◆ What is required ◆
Pick out all lines of the entries that include the word "follow" and copy them.

Saved entries
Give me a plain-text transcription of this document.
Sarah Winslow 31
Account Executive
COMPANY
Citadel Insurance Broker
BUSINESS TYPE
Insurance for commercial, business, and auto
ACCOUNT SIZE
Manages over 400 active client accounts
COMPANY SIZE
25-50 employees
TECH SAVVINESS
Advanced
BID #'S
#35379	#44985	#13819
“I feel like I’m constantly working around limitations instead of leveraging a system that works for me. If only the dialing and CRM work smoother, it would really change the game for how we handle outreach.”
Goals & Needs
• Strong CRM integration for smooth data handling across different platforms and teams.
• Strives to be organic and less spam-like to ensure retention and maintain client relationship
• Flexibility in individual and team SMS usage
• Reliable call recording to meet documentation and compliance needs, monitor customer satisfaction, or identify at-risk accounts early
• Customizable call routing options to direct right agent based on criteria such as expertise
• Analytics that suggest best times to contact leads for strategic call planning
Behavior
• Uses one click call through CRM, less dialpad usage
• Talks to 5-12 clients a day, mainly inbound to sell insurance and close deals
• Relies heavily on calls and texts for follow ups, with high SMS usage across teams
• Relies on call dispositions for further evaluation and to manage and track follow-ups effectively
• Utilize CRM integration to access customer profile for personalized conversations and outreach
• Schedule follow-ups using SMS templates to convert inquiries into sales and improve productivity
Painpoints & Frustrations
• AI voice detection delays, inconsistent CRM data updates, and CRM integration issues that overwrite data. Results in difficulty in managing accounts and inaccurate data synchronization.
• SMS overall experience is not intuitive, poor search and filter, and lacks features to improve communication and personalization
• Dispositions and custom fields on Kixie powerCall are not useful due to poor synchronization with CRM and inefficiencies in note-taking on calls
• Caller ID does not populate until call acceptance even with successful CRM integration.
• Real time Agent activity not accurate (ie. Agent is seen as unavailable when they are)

◆ Expected answer ◆
• Relies heavily on calls and texts for follow ups, with high SMS usage across teams
• Relies on call dispositions for further evaluation and to manage and track follow-ups effectively
• Schedule follow-ups using SMS templates to convert inquiries into sales and improve productivity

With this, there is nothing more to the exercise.